Dataset rows about figures:
________________________________________
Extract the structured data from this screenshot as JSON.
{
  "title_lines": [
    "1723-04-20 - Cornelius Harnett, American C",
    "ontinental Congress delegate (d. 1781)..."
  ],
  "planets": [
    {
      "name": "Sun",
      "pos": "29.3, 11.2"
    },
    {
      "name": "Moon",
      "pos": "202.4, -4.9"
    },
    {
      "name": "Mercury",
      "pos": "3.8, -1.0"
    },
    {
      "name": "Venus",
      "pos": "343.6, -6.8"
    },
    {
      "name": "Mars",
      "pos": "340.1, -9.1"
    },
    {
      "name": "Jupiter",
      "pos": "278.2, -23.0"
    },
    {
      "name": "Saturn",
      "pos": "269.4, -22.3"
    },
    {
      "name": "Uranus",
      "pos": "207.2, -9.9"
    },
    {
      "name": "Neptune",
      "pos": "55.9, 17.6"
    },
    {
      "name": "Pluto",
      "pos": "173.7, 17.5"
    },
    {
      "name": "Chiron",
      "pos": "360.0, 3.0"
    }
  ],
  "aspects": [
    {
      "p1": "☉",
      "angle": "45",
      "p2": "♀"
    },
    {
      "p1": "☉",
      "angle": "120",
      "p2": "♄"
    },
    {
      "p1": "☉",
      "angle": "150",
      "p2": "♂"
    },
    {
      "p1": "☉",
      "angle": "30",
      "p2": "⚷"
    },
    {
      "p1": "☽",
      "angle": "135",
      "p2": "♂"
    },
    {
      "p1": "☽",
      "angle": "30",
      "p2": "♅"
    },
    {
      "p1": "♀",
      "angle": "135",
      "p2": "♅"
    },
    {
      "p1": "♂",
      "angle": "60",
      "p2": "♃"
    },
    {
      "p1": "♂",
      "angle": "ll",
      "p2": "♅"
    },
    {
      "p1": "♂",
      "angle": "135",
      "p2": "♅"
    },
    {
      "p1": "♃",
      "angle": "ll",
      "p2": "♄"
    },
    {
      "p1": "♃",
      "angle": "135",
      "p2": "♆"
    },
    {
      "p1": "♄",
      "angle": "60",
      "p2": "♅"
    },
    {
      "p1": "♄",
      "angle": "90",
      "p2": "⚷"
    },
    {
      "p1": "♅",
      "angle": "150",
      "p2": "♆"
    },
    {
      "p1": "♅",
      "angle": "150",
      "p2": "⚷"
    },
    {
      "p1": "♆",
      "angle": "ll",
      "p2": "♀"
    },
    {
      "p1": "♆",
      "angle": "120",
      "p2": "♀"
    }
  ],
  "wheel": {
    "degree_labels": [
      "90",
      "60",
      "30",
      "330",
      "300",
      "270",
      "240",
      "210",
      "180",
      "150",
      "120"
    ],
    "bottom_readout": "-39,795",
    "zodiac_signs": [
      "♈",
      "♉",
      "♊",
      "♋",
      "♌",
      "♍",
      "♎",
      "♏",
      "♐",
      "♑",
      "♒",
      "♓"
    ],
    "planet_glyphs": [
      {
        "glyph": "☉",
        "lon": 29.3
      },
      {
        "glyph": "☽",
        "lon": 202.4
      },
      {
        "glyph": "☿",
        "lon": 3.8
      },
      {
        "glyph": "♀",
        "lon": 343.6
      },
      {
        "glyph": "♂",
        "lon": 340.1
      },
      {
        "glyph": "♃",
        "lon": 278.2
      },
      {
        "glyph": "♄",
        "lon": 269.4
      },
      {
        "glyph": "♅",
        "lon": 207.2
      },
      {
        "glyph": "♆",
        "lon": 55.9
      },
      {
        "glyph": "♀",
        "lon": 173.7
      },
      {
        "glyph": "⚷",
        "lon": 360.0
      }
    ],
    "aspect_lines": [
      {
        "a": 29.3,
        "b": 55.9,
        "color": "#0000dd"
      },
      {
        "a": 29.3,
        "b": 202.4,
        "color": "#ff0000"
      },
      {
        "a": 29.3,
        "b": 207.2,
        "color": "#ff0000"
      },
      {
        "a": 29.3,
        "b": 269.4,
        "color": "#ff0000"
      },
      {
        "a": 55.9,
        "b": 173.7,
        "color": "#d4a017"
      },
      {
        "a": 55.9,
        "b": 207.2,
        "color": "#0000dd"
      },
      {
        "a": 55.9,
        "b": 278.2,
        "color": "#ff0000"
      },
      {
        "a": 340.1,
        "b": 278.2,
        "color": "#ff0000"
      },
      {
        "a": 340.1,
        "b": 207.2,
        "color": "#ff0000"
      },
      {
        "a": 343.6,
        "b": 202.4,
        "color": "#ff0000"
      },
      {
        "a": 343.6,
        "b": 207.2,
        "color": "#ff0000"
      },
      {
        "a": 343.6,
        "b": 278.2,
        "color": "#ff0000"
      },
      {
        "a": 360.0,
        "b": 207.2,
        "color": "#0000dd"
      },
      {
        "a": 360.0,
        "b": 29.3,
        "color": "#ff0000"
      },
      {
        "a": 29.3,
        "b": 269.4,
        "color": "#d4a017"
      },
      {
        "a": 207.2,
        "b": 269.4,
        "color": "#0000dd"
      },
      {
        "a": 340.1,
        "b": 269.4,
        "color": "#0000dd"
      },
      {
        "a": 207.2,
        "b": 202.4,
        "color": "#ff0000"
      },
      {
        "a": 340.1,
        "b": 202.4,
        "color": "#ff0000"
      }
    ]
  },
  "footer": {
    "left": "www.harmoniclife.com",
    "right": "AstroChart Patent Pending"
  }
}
________________________________________
- Written task
In the entries above, count every line containing the word "name". Write only the total.

- Written answer
11